***** Records for the exercise

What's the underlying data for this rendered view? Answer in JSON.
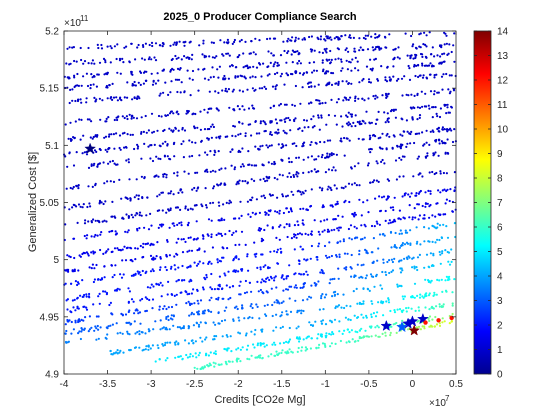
{
  "chart_data": {
    "type": "scatter",
    "title": "2025_0 Producer Compliance Search",
    "xlabel": "Credits [CO2e Mg]",
    "ylabel": "Generalized Cost [$]",
    "x_exponent_label": "×10",
    "x_exponent": "7",
    "y_exponent_label": "×10",
    "y_exponent": "11",
    "xlim": [
      -4,
      0.5
    ],
    "ylim": [
      4.9,
      5.2
    ],
    "xticks": [
      -4,
      -3.5,
      -3,
      -2.5,
      -2,
      -1.5,
      -1,
      -0.5,
      0,
      0.5
    ],
    "xtick_labels": [
      "-4",
      "-3.5",
      "-3",
      "-2.5",
      "-2",
      "-1.5",
      "-1",
      "-0.5",
      "0",
      "0.5"
    ],
    "yticks": [
      4.9,
      4.95,
      5.0,
      5.05,
      5.1,
      5.15,
      5.2
    ],
    "ytick_labels": [
      "4.9",
      "4.95",
      "5",
      "5.05",
      "5.1",
      "5.15",
      "5.2"
    ],
    "colorbar": {
      "range": [
        0,
        14
      ],
      "ticks": [
        0,
        1,
        2,
        3,
        4,
        5,
        6,
        7,
        8,
        9,
        10,
        11,
        12,
        13,
        14
      ],
      "tick_labels": [
        "0",
        "1",
        "2",
        "3",
        "4",
        "5",
        "6",
        "7",
        "8",
        "9",
        "10",
        "11",
        "12",
        "13",
        "14"
      ],
      "colormap": "jet"
    },
    "point_bands": [
      {
        "x0": -4,
        "y0": 5.185,
        "x1": 0.5,
        "y1": 5.198,
        "c": 1
      },
      {
        "x0": -4,
        "y0": 5.172,
        "x1": 0.5,
        "y1": 5.188,
        "c": 1
      },
      {
        "x0": -4,
        "y0": 5.16,
        "x1": 0.5,
        "y1": 5.18,
        "c": 1
      },
      {
        "x0": -4,
        "y0": 5.15,
        "x1": 0.5,
        "y1": 5.172,
        "c": 1
      },
      {
        "x0": -4,
        "y0": 5.138,
        "x1": 0.5,
        "y1": 5.162,
        "c": 1
      },
      {
        "x0": -4,
        "y0": 5.12,
        "x1": 0.5,
        "y1": 5.148,
        "c": 1
      },
      {
        "x0": -4,
        "y0": 5.105,
        "x1": 0.5,
        "y1": 5.135,
        "c": 1
      },
      {
        "x0": -4,
        "y0": 5.092,
        "x1": 0.5,
        "y1": 5.128,
        "c": 1
      },
      {
        "x0": -4,
        "y0": 5.08,
        "x1": 0.5,
        "y1": 5.115,
        "c": 1
      },
      {
        "x0": -4,
        "y0": 5.062,
        "x1": 0.5,
        "y1": 5.105,
        "c": 1
      },
      {
        "x0": -4,
        "y0": 5.045,
        "x1": 0.5,
        "y1": 5.095,
        "c": 1
      },
      {
        "x0": -4,
        "y0": 5.03,
        "x1": 0.5,
        "y1": 5.078,
        "c": 1
      },
      {
        "x0": -4,
        "y0": 5.018,
        "x1": 0.5,
        "y1": 5.062,
        "c": 1.5
      },
      {
        "x0": -4,
        "y0": 5.002,
        "x1": 0.5,
        "y1": 5.052,
        "c": 1.5
      },
      {
        "x0": -4,
        "y0": 4.99,
        "x1": 0.5,
        "y1": 5.042,
        "c": 1.5
      },
      {
        "x0": -4,
        "y0": 4.978,
        "x1": 0.5,
        "y1": 5.032,
        "c": 2
      },
      {
        "x0": -4,
        "y0": 4.965,
        "x1": 0.5,
        "y1": 5.02,
        "c": 2
      },
      {
        "x0": -4,
        "y0": 4.955,
        "x1": 0.5,
        "y1": 5.008,
        "c": 2
      },
      {
        "x0": -4,
        "y0": 4.945,
        "x1": 0.5,
        "y1": 4.998,
        "c": 2.5
      },
      {
        "x0": -4,
        "y0": 4.936,
        "x1": 0.5,
        "y1": 4.985,
        "c": 3
      },
      {
        "x0": -4,
        "y0": 4.928,
        "x1": 0.5,
        "y1": 4.972,
        "c": 3.5
      },
      {
        "x0": -3.5,
        "y0": 4.918,
        "x1": 0.5,
        "y1": 4.962,
        "c": 4
      },
      {
        "x0": -3.0,
        "y0": 4.91,
        "x1": 0.5,
        "y1": 4.952,
        "c": 5
      },
      {
        "x0": -2.5,
        "y0": 4.905,
        "x1": 0.5,
        "y1": 4.946,
        "c": 6
      }
    ],
    "highlight_points": [
      {
        "x": -0.3,
        "y": 4.942,
        "c": 1,
        "marker": "star"
      },
      {
        "x": -0.05,
        "y": 4.944,
        "c": 1,
        "marker": "star"
      },
      {
        "x": 0.0,
        "y": 4.946,
        "c": 1,
        "marker": "star"
      },
      {
        "x": 0.12,
        "y": 4.948,
        "c": 1,
        "marker": "star"
      },
      {
        "x": -0.12,
        "y": 4.941,
        "c": 3,
        "marker": "star"
      },
      {
        "x": 0.02,
        "y": 4.938,
        "c": 14,
        "marker": "star"
      },
      {
        "x": -3.7,
        "y": 5.097,
        "c": 0,
        "marker": "star"
      },
      {
        "x": 0.15,
        "y": 4.945,
        "c": 12,
        "marker": "dot-line"
      },
      {
        "x": 0.3,
        "y": 4.947,
        "c": 12,
        "marker": "dot-line"
      },
      {
        "x": 0.45,
        "y": 4.949,
        "c": 12,
        "marker": "dot-line"
      }
    ]
  }
}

**********

Written exercise - Copy the whole listing above word for word but do not carry over the pictures.

Exercise answer -
What's the underlying data for this rendered view? Answer in JSON.
{
  "chart_data": {
    "type": "scatter",
    "title": "2025_0 Producer Compliance Search",
    "xlabel": "Credits [CO2e Mg]",
    "ylabel": "Generalized Cost [$]",
    "x_exponent_label": "×10",
    "x_exponent": "7",
    "y_exponent_label": "×10",
    "y_exponent": "11",
    "xlim": [
      -4,
      0.5
    ],
    "ylim": [
      4.9,
      5.2
    ],
    "xticks": [
      -4,
      -3.5,
      -3,
      -2.5,
      -2,
      -1.5,
      -1,
      -0.5,
      0,
      0.5
    ],
    "xtick_labels": [
      "-4",
      "-3.5",
      "-3",
      "-2.5",
      "-2",
      "-1.5",
      "-1",
      "-0.5",
      "0",
      "0.5"
    ],
    "yticks": [
      4.9,
      4.95,
      5.0,
      5.05,
      5.1,
      5.15,
      5.2
    ],
    "ytick_labels": [
      "4.9",
      "4.95",
      "5",
      "5.05",
      "5.1",
      "5.15",
      "5.2"
    ],
    "colorbar": {
      "range": [
        0,
        14
      ],
      "ticks": [
        0,
        1,
        2,
        3,
        4,
        5,
        6,
        7,
        8,
        9,
        10,
        11,
        12,
        13,
        14
      ],
      "tick_labels": [
        "0",
        "1",
        "2",
        "3",
        "4",
        "5",
        "6",
        "7",
        "8",
        "9",
        "10",
        "11",
        "12",
        "13",
        "14"
      ],
      "colormap": "jet"
    },
    "point_bands": [
      {
        "x0": -4,
        "y0": 5.185,
        "x1": 0.5,
        "y1": 5.198,
        "c": 1
      },
      {
        "x0": -4,
        "y0": 5.172,
        "x1": 0.5,
        "y1": 5.188,
        "c": 1
      },
      {
        "x0": -4,
        "y0": 5.16,
        "x1": 0.5,
        "y1": 5.18,
        "c": 1
      },
      {
        "x0": -4,
        "y0": 5.15,
        "x1": 0.5,
        "y1": 5.172,
        "c": 1
      },
      {
        "x0": -4,
        "y0": 5.138,
        "x1": 0.5,
        "y1": 5.162,
        "c": 1
      },
      {
        "x0": -4,
        "y0": 5.12,
        "x1": 0.5,
        "y1": 5.148,
        "c": 1
      },
      {
        "x0": -4,
        "y0": 5.105,
        "x1": 0.5,
        "y1": 5.135,
        "c": 1
      },
      {
        "x0": -4,
        "y0": 5.092,
        "x1": 0.5,
        "y1": 5.128,
        "c": 1
      },
      {
        "x0": -4,
        "y0": 5.08,
        "x1": 0.5,
        "y1": 5.115,
        "c": 1
      },
      {
        "x0": -4,
        "y0": 5.062,
        "x1": 0.5,
        "y1": 5.105,
        "c": 1
      },
      {
        "x0": -4,
        "y0": 5.045,
        "x1": 0.5,
        "y1": 5.095,
        "c": 1
      },
      {
        "x0": -4,
        "y0": 5.03,
        "x1": 0.5,
        "y1": 5.078,
        "c": 1
      },
      {
        "x0": -4,
        "y0": 5.018,
        "x1": 0.5,
        "y1": 5.062,
        "c": 1.5
      },
      {
        "x0": -4,
        "y0": 5.002,
        "x1": 0.5,
        "y1": 5.052,
        "c": 1.5
      },
      {
        "x0": -4,
        "y0": 4.99,
        "x1": 0.5,
        "y1": 5.042,
        "c": 1.5
      },
      {
        "x0": -4,
        "y0": 4.978,
        "x1": 0.5,
        "y1": 5.032,
        "c": 2
      },
      {
        "x0": -4,
        "y0": 4.965,
        "x1": 0.5,
        "y1": 5.02,
        "c": 2
      },
      {
        "x0": -4,
        "y0": 4.955,
        "x1": 0.5,
        "y1": 5.008,
        "c": 2
      },
      {
        "x0": -4,
        "y0": 4.945,
        "x1": 0.5,
        "y1": 4.998,
        "c": 2.5
      },
      {
        "x0": -4,
        "y0": 4.936,
        "x1": 0.5,
        "y1": 4.985,
        "c": 3
      },
      {
        "x0": -4,
        "y0": 4.928,
        "x1": 0.5,
        "y1": 4.972,
        "c": 3.5
      },
      {
        "x0": -3.5,
        "y0": 4.918,
        "x1": 0.5,
        "y1": 4.962,
        "c": 4
      },
      {
        "x0": -3.0,
        "y0": 4.91,
        "x1": 0.5,
        "y1": 4.952,
        "c": 5
      },
      {
        "x0": -2.5,
        "y0": 4.905,
        "x1": 0.5,
        "y1": 4.946,
        "c": 6
      }
    ],
    "highlight_points": [
      {
        "x": -0.3,
        "y": 4.942,
        "c": 1,
        "marker": "star"
      },
      {
        "x": -0.05,
        "y": 4.944,
        "c": 1,
        "marker": "star"
      },
      {
        "x": 0.0,
        "y": 4.946,
        "c": 1,
        "marker": "star"
      },
      {
        "x": 0.12,
        "y": 4.948,
        "c": 1,
        "marker": "star"
      },
      {
        "x": -0.12,
        "y": 4.941,
        "c": 3,
        "marker": "star"
      },
      {
        "x": 0.02,
        "y": 4.938,
        "c": 14,
        "marker": "star"
      },
      {
        "x": -3.7,
        "y": 5.097,
        "c": 0,
        "marker": "star"
      },
      {
        "x": 0.15,
        "y": 4.945,
        "c": 12,
        "marker": "dot-line"
      },
      {
        "x": 0.3,
        "y": 4.947,
        "c": 12,
        "marker": "dot-line"
      },
      {
        "x": 0.45,
        "y": 4.949,
        "c": 12,
        "marker": "dot-line"
      }
    ]
  }
}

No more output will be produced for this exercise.